The request =>
Retype the records below exactly as they appear, but leave out any pictures.

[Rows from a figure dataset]
☆ ☆ ☆ ☆

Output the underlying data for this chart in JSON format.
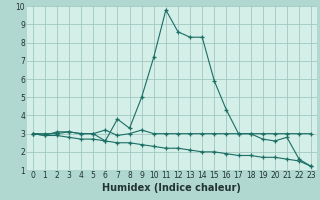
{
  "xlabel": "Humidex (Indice chaleur)",
  "ylabel": "",
  "xlim": [
    -0.5,
    23.5
  ],
  "ylim": [
    1,
    10
  ],
  "yticks": [
    1,
    2,
    3,
    4,
    5,
    6,
    7,
    8,
    9,
    10
  ],
  "xticks": [
    0,
    1,
    2,
    3,
    4,
    5,
    6,
    7,
    8,
    9,
    10,
    11,
    12,
    13,
    14,
    15,
    16,
    17,
    18,
    19,
    20,
    21,
    22,
    23
  ],
  "background_color": "#b0d8d0",
  "plot_bg_color": "#d4eee8",
  "grid_color": "#a0c8c0",
  "line_color": "#1a6e64",
  "line1_x": [
    0,
    1,
    2,
    3,
    4,
    5,
    6,
    7,
    8,
    9,
    10,
    11,
    12,
    13,
    14,
    15,
    16,
    17,
    18,
    19,
    20,
    21,
    22,
    23
  ],
  "line1_y": [
    3.0,
    2.9,
    3.1,
    3.1,
    3.0,
    3.0,
    2.6,
    3.8,
    3.3,
    5.0,
    7.2,
    9.8,
    8.6,
    8.3,
    8.3,
    5.9,
    4.3,
    3.0,
    3.0,
    2.7,
    2.6,
    2.8,
    1.6,
    1.2
  ],
  "line2_x": [
    0,
    1,
    2,
    3,
    4,
    5,
    6,
    7,
    8,
    9,
    10,
    11,
    12,
    13,
    14,
    15,
    16,
    17,
    18,
    19,
    20,
    21,
    22,
    23
  ],
  "line2_y": [
    3.0,
    3.0,
    3.0,
    3.1,
    3.0,
    3.0,
    3.2,
    2.9,
    3.0,
    3.2,
    3.0,
    3.0,
    3.0,
    3.0,
    3.0,
    3.0,
    3.0,
    3.0,
    3.0,
    3.0,
    3.0,
    3.0,
    3.0,
    3.0
  ],
  "line3_x": [
    0,
    1,
    2,
    3,
    4,
    5,
    6,
    7,
    8,
    9,
    10,
    11,
    12,
    13,
    14,
    15,
    16,
    17,
    18,
    19,
    20,
    21,
    22,
    23
  ],
  "line3_y": [
    3.0,
    2.9,
    2.9,
    2.8,
    2.7,
    2.7,
    2.6,
    2.5,
    2.5,
    2.4,
    2.3,
    2.2,
    2.2,
    2.1,
    2.0,
    2.0,
    1.9,
    1.8,
    1.8,
    1.7,
    1.7,
    1.6,
    1.5,
    1.2
  ],
  "tick_fontsize": 5.5,
  "xlabel_fontsize": 7,
  "tick_color": "#223333"
}
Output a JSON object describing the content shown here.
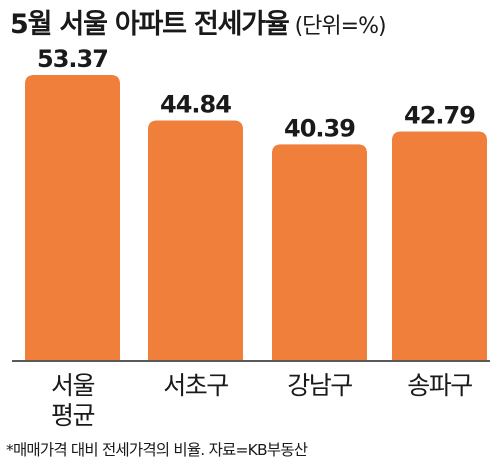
{
  "header": {
    "title": "5월 서울 아파트 전세가율",
    "unit": "(단위=%)"
  },
  "footnote": "*매매가격 대비 전세가격의 비율. 자료=KB부동산",
  "colors": {
    "bar": "#ef7f3a",
    "baseline": "#5a5a5a"
  },
  "chart_data": {
    "type": "bar",
    "title": "5월 서울 아파트 전세가율",
    "unit": "(단위=%)",
    "categories": [
      "서울 평균",
      "서초구",
      "강남구",
      "송파구"
    ],
    "category_lines": [
      [
        "서울",
        "평균"
      ],
      [
        "서초구"
      ],
      [
        "강남구"
      ],
      [
        "송파구"
      ]
    ],
    "values": [
      53.37,
      44.84,
      40.39,
      42.79
    ],
    "value_labels": [
      "53.37",
      "44.84",
      "40.39",
      "42.79"
    ],
    "xlabel": "",
    "ylabel": "",
    "ylim": [
      0,
      53.37
    ],
    "grid": false,
    "legend": "none"
  }
}
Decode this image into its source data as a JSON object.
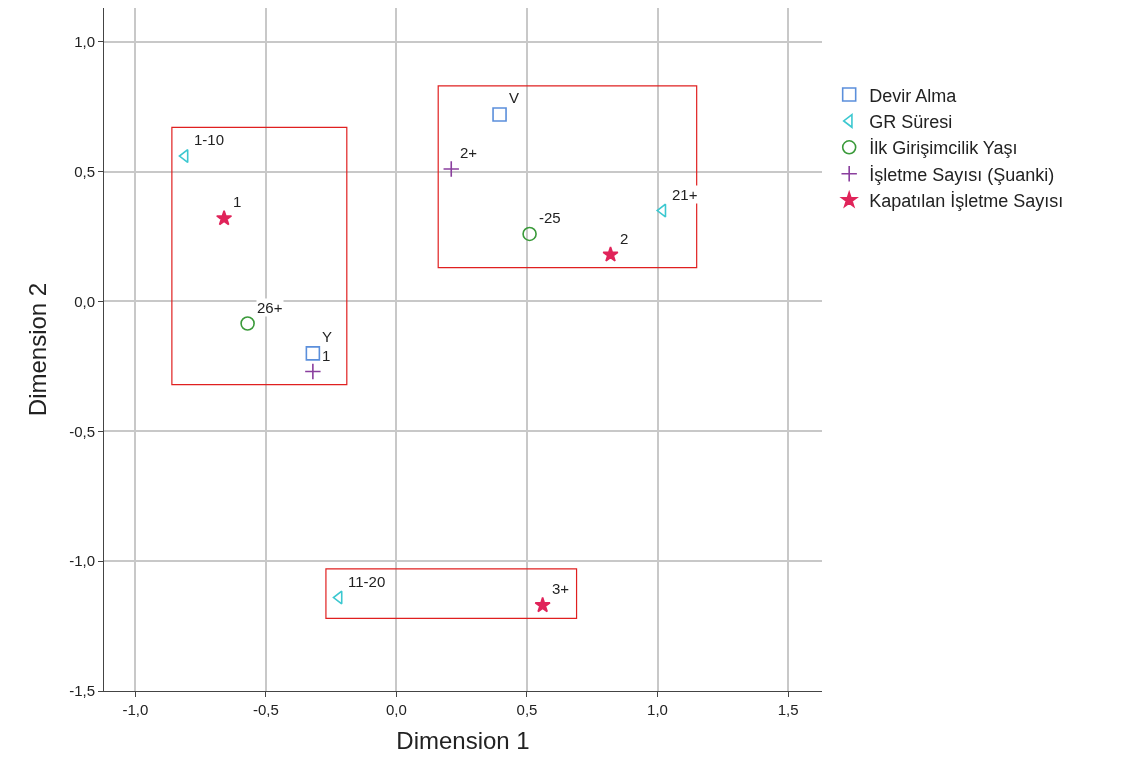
{
  "chart_data": {
    "type": "scatter",
    "xlabel": "Dimension 1",
    "ylabel": "Dimension 2",
    "series": [
      {
        "name": "Devir Alma",
        "color": "#5b8fdb",
        "marker": "square",
        "x": [
          0.395,
          -0.32
        ],
        "values": [
          0.72,
          -0.2
        ]
      },
      {
        "name": "GR Süresi",
        "color": "#3cc8d0",
        "marker": "triangle",
        "x": [
          -0.81,
          1.02,
          -0.22
        ],
        "values": [
          0.56,
          0.35,
          -1.14
        ]
      },
      {
        "name": "İlk Girişimcilik Yaşı",
        "color": "#3a9a3a",
        "marker": "circle",
        "x": [
          0.51,
          -0.57
        ],
        "values": [
          0.26,
          -0.085
        ]
      },
      {
        "name": "İşletme Sayısı (Şuanki)",
        "color": "#8a3f9e",
        "marker": "cross",
        "x": [
          0.21,
          -0.32
        ],
        "values": [
          0.51,
          -0.27
        ]
      },
      {
        "name": "Kapatılan İşletme Sayısı",
        "color": "#e0245a",
        "marker": "star",
        "x": [
          -0.66,
          0.82,
          0.56
        ],
        "values": [
          0.32,
          0.18,
          -1.17
        ]
      }
    ],
    "annotations": [
      {
        "text": "V",
        "x": 0.395,
        "y": 0.72
      },
      {
        "text": "Y",
        "x": -0.32,
        "y": -0.2
      },
      {
        "text": "1-10",
        "x": -0.81,
        "y": 0.56
      },
      {
        "text": "21+",
        "x": 1.02,
        "y": 0.35
      },
      {
        "text": "11-20",
        "x": -0.22,
        "y": -1.14
      },
      {
        "text": "-25",
        "x": 0.51,
        "y": 0.26
      },
      {
        "text": "26+",
        "x": -0.57,
        "y": -0.085
      },
      {
        "text": "2+",
        "x": 0.21,
        "y": 0.51
      },
      {
        "text": "1",
        "x": -0.32,
        "y": -0.27
      },
      {
        "text": "1",
        "x": -0.66,
        "y": 0.32
      },
      {
        "text": "2",
        "x": 0.82,
        "y": 0.18
      },
      {
        "text": "3+",
        "x": 0.56,
        "y": -1.17
      }
    ],
    "xlim": [
      -1.12,
      1.63
    ],
    "ylim": [
      -1.5,
      1.13
    ],
    "xticks": [
      {
        "value": -1.0,
        "label": "-1,0"
      },
      {
        "value": -0.5,
        "label": "-0,5"
      },
      {
        "value": 0.0,
        "label": "0,0"
      },
      {
        "value": 0.5,
        "label": "0,5"
      },
      {
        "value": 1.0,
        "label": "1,0"
      },
      {
        "value": 1.5,
        "label": "1,5"
      }
    ],
    "yticks": [
      {
        "value": -1.5,
        "label": "-1,5"
      },
      {
        "value": -1.0,
        "label": "-1,0"
      },
      {
        "value": -0.5,
        "label": "-0,5"
      },
      {
        "value": 0.0,
        "label": "0,0"
      },
      {
        "value": 0.5,
        "label": "0,5"
      },
      {
        "value": 1.0,
        "label": "1,0"
      }
    ],
    "grid": true,
    "legend": "top right"
  }
}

☆ ☆ ☆ ☆

Response =>
Output the underlying data for this chart in JSON format.
{
  "xlabel": "Humidex (Indice chaleur)",
  "ylabel": "",
  "xlim": [
    -0.5,
    23.5
  ],
  "ylim": [
    1,
    10
  ],
  "yticks": [
    1,
    2,
    3,
    4,
    5,
    6,
    7,
    8,
    9,
    10
  ],
  "xticks": [
    0,
    1,
    2,
    3,
    4,
    5,
    6,
    7,
    8,
    9,
    10,
    11,
    12,
    13,
    14,
    15,
    16,
    17,
    18,
    19,
    20,
    21,
    22,
    23
  ],
  "background_color": "#b0d8d0",
  "plot_bg_color": "#d4eee8",
  "grid_color": "#a0c8c0",
  "line_color": "#1a6e64",
  "line1_x": [
    0,
    1,
    2,
    3,
    4,
    5,
    6,
    7,
    8,
    9,
    10,
    11,
    12,
    13,
    14,
    15,
    16,
    17,
    18,
    19,
    20,
    21,
    22,
    23
  ],
  "line1_y": [
    3.0,
    2.9,
    3.1,
    3.1,
    3.0,
    3.0,
    2.6,
    3.8,
    3.3,
    5.0,
    7.2,
    9.8,
    8.6,
    8.3,
    8.3,
    5.9,
    4.3,
    3.0,
    3.0,
    2.7,
    2.6,
    2.8,
    1.6,
    1.2
  ],
  "line2_x": [
    0,
    1,
    2,
    3,
    4,
    5,
    6,
    7,
    8,
    9,
    10,
    11,
    12,
    13,
    14,
    15,
    16,
    17,
    18,
    19,
    20,
    21,
    22,
    23
  ],
  "line2_y": [
    3.0,
    3.0,
    3.0,
    3.1,
    3.0,
    3.0,
    3.2,
    2.9,
    3.0,
    3.2,
    3.0,
    3.0,
    3.0,
    3.0,
    3.0,
    3.0,
    3.0,
    3.0,
    3.0,
    3.0,
    3.0,
    3.0,
    3.0,
    3.0
  ],
  "line3_x": [
    0,
    1,
    2,
    3,
    4,
    5,
    6,
    7,
    8,
    9,
    10,
    11,
    12,
    13,
    14,
    15,
    16,
    17,
    18,
    19,
    20,
    21,
    22,
    23
  ],
  "line3_y": [
    3.0,
    2.9,
    2.9,
    2.8,
    2.7,
    2.7,
    2.6,
    2.5,
    2.5,
    2.4,
    2.3,
    2.2,
    2.2,
    2.1,
    2.0,
    2.0,
    1.9,
    1.8,
    1.8,
    1.7,
    1.7,
    1.6,
    1.5,
    1.2
  ],
  "tick_fontsize": 5.5,
  "xlabel_fontsize": 7,
  "tick_color": "#223333"
}
Output a JSON object describing the content shown here.
{
  "header": {
    "title": "5월 서울 아파트 전세가율",
    "unit": "(단위=%)"
  },
  "footnote": "*매매가격 대비 전세가격의 비율. 자료=KB부동산",
  "colors": {
    "bar": "#ef7f3a",
    "baseline": "#5a5a5a"
  },
  "chart_data": {
    "type": "bar",
    "title": "5월 서울 아파트 전세가율",
    "unit": "(단위=%)",
    "categories": [
      "서울 평균",
      "서초구",
      "강남구",
      "송파구"
    ],
    "category_lines": [
      [
        "서울",
        "평균"
      ],
      [
        "서초구"
      ],
      [
        "강남구"
      ],
      [
        "송파구"
      ]
    ],
    "values": [
      53.37,
      44.84,
      40.39,
      42.79
    ],
    "value_labels": [
      "53.37",
      "44.84",
      "40.39",
      "42.79"
    ],
    "xlabel": "",
    "ylabel": "",
    "ylim": [
      0,
      53.37
    ],
    "grid": false,
    "legend": "none"
  }
}
Decode this image into its source data as a JSON object.
{
  "chart_data": {
    "type": "scatter",
    "xlabel": "Dimension 1",
    "ylabel": "Dimension 2",
    "series": [
      {
        "name": "Devir Alma",
        "color": "#5b8fdb",
        "marker": "square",
        "x": [
          0.395,
          -0.32
        ],
        "values": [
          0.72,
          -0.2
        ]
      },
      {
        "name": "GR Süresi",
        "color": "#3cc8d0",
        "marker": "triangle",
        "x": [
          -0.81,
          1.02,
          -0.22
        ],
        "values": [
          0.56,
          0.35,
          -1.14
        ]
      },
      {
        "name": "İlk Girişimcilik Yaşı",
        "color": "#3a9a3a",
        "marker": "circle",
        "x": [
          0.51,
          -0.57
        ],
        "values": [
          0.26,
          -0.085
        ]
      },
      {
        "name": "İşletme Sayısı (Şuanki)",
        "color": "#8a3f9e",
        "marker": "cross",
        "x": [
          0.21,
          -0.32
        ],
        "values": [
          0.51,
          -0.27
        ]
      },
      {
        "name": "Kapatılan İşletme Sayısı",
        "color": "#e0245a",
        "marker": "star",
        "x": [
          -0.66,
          0.82,
          0.56
        ],
        "values": [
          0.32,
          0.18,
          -1.17
        ]
      }
    ],
    "annotations": [
      {
        "text": "V",
        "x": 0.395,
        "y": 0.72
      },
      {
        "text": "Y",
        "x": -0.32,
        "y": -0.2
      },
      {
        "text": "1-10",
        "x": -0.81,
        "y": 0.56
      },
      {
        "text": "21+",
        "x": 1.02,
        "y": 0.35
      },
      {
        "text": "11-20",
        "x": -0.22,
        "y": -1.14
      },
      {
        "text": "-25",
        "x": 0.51,
        "y": 0.26
      },
      {
        "text": "26+",
        "x": -0.57,
        "y": -0.085
      },
      {
        "text": "2+",
        "x": 0.21,
        "y": 0.51
      },
      {
        "text": "1",
        "x": -0.32,
        "y": -0.27
      },
      {
        "text": "1",
        "x": -0.66,
        "y": 0.32
      },
      {
        "text": "2",
        "x": 0.82,
        "y": 0.18
      },
      {
        "text": "3+",
        "x": 0.56,
        "y": -1.17
      }
    ],
    "xlim": [
      -1.12,
      1.63
    ],
    "ylim": [
      -1.5,
      1.13
    ],
    "xticks": [
      {
        "value": -1.0,
        "label": "-1,0"
      },
      {
        "value": -0.5,
        "label": "-0,5"
      },
      {
        "value": 0.0,
        "label": "0,0"
      },
      {
        "value": 0.5,
        "label": "0,5"
      },
      {
        "value": 1.0,
        "label": "1,0"
      },
      {
        "value": 1.5,
        "label": "1,5"
      }
    ],
    "yticks": [
      {
        "value": -1.5,
        "label": "-1,5"
      },
      {
        "value": -1.0,
        "label": "-1,0"
      },
      {
        "value": -0.5,
        "label": "-0,5"
      },
      {
        "value": 0.0,
        "label": "0,0"
      },
      {
        "value": 0.5,
        "label": "0,5"
      },
      {
        "value": 1.0,
        "label": "1,0"
      }
    ],
    "grid": true,
    "legend": "top right"
  }
}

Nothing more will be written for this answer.